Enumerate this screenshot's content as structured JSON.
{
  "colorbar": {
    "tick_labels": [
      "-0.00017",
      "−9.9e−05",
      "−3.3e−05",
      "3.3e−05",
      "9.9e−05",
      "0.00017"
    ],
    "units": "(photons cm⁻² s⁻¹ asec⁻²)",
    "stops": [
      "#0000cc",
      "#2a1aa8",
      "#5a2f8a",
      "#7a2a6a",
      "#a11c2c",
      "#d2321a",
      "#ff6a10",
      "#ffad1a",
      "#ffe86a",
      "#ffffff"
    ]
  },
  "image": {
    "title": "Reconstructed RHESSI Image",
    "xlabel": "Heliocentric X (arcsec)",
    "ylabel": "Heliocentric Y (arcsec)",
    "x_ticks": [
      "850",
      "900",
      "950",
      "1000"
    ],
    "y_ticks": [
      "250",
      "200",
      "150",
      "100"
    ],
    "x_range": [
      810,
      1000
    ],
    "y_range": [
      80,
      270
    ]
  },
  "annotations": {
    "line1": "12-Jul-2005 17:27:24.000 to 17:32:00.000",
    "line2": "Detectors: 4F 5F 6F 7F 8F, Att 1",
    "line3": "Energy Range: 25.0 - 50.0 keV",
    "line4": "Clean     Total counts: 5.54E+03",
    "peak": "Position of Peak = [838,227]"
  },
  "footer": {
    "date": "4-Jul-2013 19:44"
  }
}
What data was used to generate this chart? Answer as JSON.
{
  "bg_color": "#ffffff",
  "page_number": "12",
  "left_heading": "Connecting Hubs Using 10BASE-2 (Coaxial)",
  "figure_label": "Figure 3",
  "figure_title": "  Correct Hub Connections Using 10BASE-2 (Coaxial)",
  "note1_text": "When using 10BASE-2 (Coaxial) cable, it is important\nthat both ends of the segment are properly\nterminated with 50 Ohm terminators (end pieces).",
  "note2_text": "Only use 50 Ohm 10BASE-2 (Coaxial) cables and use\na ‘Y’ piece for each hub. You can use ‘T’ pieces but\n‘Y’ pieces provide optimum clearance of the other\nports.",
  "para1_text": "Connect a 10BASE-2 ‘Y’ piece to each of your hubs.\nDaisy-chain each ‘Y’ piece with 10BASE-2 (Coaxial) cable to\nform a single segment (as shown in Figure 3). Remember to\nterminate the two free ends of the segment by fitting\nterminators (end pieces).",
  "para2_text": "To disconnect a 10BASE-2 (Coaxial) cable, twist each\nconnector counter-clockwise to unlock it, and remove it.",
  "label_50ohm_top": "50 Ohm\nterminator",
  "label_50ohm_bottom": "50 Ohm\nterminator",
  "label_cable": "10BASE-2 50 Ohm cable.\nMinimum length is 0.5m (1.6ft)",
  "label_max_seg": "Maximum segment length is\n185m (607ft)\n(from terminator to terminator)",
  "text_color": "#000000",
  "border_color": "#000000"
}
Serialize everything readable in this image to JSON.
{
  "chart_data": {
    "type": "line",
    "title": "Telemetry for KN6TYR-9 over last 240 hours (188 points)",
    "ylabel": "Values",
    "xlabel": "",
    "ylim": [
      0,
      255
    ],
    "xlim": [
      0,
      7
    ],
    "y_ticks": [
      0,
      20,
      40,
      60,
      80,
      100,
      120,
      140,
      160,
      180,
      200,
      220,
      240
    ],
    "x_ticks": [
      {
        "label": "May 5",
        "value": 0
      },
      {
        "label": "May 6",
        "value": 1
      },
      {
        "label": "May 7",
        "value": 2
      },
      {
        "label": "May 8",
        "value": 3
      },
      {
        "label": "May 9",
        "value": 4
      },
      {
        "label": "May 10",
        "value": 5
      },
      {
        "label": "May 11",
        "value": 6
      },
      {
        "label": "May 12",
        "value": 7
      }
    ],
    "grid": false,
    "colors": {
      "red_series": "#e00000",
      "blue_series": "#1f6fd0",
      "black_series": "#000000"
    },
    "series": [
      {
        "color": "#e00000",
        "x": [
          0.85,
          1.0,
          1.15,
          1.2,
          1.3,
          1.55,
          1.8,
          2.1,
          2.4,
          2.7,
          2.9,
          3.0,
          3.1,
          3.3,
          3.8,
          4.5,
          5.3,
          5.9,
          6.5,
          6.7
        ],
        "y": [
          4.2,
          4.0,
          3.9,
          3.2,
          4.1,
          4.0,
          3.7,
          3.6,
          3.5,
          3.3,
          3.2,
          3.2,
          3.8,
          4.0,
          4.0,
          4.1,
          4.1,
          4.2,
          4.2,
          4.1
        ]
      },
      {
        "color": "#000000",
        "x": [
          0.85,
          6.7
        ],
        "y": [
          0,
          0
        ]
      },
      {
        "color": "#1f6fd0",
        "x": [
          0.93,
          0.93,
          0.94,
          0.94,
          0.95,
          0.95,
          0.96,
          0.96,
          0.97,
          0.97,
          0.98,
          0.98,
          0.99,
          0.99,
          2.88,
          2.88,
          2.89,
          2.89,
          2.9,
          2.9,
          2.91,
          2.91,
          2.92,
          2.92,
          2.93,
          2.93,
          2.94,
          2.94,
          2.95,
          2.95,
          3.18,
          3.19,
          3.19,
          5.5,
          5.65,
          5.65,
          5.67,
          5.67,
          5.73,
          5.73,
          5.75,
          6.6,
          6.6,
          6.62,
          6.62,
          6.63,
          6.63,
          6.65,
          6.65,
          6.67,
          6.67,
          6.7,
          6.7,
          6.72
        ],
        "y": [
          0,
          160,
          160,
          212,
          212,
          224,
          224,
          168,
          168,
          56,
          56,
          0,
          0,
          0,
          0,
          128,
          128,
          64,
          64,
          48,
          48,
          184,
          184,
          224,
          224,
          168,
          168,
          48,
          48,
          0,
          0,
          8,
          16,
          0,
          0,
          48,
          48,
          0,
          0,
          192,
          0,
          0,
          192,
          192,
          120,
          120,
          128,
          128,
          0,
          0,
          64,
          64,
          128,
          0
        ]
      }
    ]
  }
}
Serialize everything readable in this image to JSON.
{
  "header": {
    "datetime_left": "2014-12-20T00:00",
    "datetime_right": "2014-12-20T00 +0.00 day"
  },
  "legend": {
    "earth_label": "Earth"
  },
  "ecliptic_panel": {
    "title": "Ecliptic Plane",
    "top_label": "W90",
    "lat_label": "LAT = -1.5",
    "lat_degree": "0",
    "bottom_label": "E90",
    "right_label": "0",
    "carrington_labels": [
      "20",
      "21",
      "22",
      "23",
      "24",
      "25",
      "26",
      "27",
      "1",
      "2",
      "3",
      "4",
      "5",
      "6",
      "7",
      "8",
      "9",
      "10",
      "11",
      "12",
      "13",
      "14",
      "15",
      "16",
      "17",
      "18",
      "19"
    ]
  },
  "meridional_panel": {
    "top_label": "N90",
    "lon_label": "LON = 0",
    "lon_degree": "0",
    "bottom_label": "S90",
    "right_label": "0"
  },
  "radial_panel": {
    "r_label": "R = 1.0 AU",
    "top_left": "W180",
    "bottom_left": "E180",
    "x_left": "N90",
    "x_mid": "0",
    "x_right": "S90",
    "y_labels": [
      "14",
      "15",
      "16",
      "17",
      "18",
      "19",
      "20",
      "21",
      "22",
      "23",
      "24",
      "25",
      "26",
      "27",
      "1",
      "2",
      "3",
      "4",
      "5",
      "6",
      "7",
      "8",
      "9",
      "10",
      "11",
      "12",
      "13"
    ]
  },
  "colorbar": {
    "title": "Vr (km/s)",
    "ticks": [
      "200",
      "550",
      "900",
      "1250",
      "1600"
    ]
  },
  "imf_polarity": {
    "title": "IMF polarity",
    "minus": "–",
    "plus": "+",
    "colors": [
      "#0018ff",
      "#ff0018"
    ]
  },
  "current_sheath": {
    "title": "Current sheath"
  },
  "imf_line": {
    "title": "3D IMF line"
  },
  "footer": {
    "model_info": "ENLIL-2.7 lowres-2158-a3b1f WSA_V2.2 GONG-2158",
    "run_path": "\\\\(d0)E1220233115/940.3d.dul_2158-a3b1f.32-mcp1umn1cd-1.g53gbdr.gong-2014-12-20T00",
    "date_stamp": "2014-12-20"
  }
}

.....

Aim. Copy every line of the material in which the word "arcsec" occurs.

Full answer.
    "xlabel": "Heliocentric X (arcsec)",
    "ylabel": "Heliocentric Y (arcsec)",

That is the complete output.